▶ **READING TEXT**
-- begin --
A UCLA researcher makes the case for several ways to cut noise at transit stations in the middle of freeways.
While most people in Los Angeles commute on its freeways, some commute in the middle of freeways. Sixteen of the Metropolitan Transportation Authority system's train and bus stations are located on freeway medians, where passengers wait for their train or bus as rivers of cars rush (or crawl) by on either side. The scenery is not particularly pleasant. Nor is the sound, which according to a new study could pose problems for agencies trying to convince more people to ride transit.
Decibel levels at these transit stations averaged from the high 70s to the high 80s, according to the study, written by Alexander Schaffer at the UCLA Luskin Center for Innovation. That's like a loud vacuum cleaner running circles around you or hearing a propeller plane fly a thousand feet overhead. It's not so bad in short doses, but when your train is 20 minutes away, the racket can start to get to anyone. Though some health problems can be associated with prolonged exposure to loud noises, Schaffer argues that the greater issue is the pure annoyance of the sound.
-- end --
▶ **DATA SHOWN**
-- begin --
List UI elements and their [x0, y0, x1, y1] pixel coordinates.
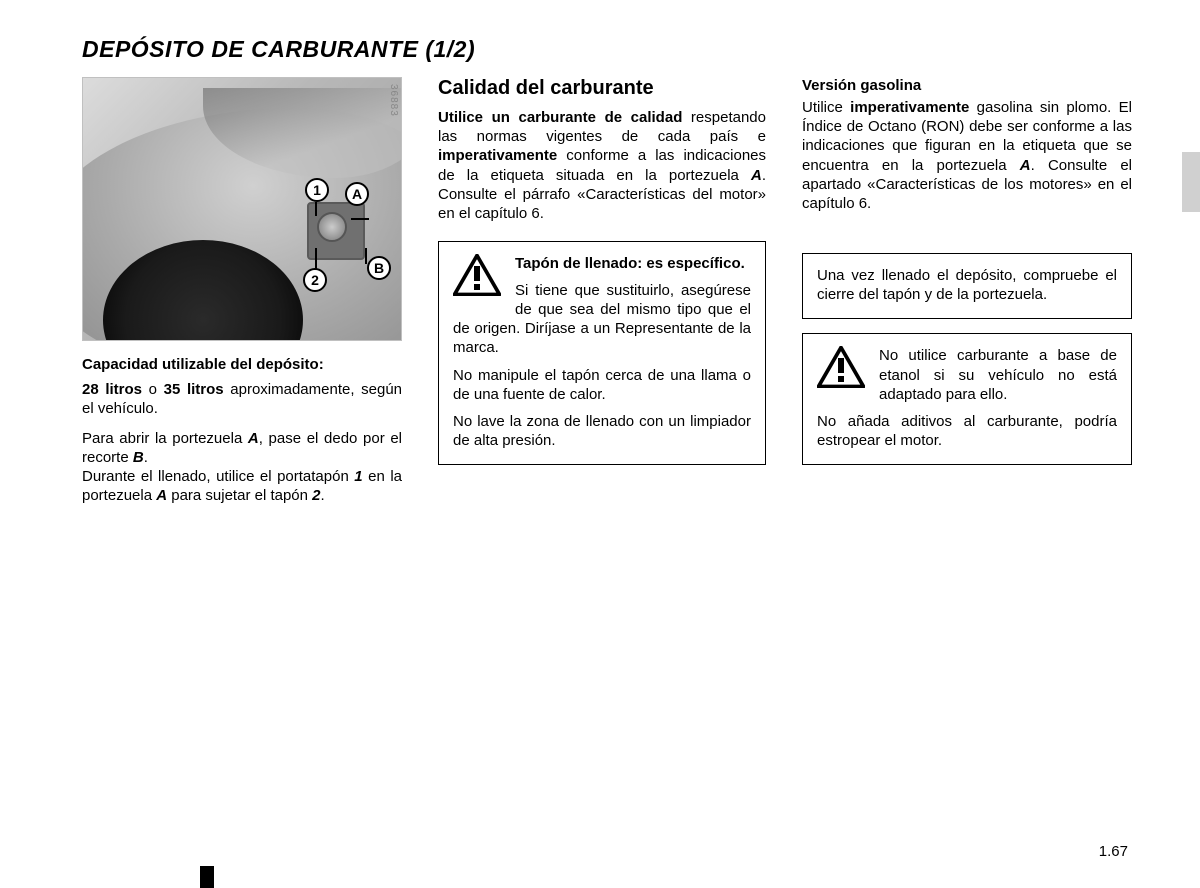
-- end --
▶ **EXERCISE REQUIREMENTS**
1. Please retype the article on noise at freeway transit stations, everything from "Decibel levels at" down to "of the sound.".
2. Write what comes next in the article on noise at freeway transit stations, picking up after its last sentence.

▶ **FINAL RESULTS**
1.
Decibel levels at these transit stations averaged from the high 70s to the high 80s, according to the study, written by Alexander Schaffer at the UCLA Luskin Center for Innovation. That's like a loud vacuum cleaner running circles around you or hearing a propeller plane fly a thousand feet overhead. It's not so bad in short doses, but when your train is 20 minutes away, the racket can start to get to anyone. Though some health problems can be associated with prolonged exposure to loud noises, Schaffer argues that the greater issue is the pure annoyance of the sound.

2.
Depending on the station design, riders could be standing anywhere from 10 to 20 feet from the nearest traffic lane. And though barriers exist between the freeway traffic and the transit customers, it's usually not significant enough to reduce the incessant noise. But simple fixes can be made to cut down that noise. Schaffer recommends installing benches with high backs that can help reduce the amount of sound waiting passengers experience, installing enclosed shelters like at typical street bus stops, or building sound walls in between car traffic and the stations. Sound walls, which would be the most effective noise reduction strategy, could cut noise on station platforms by 13 to 14 decibels. That's like having a normal conversation in a restaurant.
Schaffer believes these small changes could vastly reduce the annoyance experienced by many riders on these mid-freeway stations. He argues that transit systems should make better consideration of the sound environments of the areas where they plan future transit stations, especially on these easily usable rights of way in the middle of freeways.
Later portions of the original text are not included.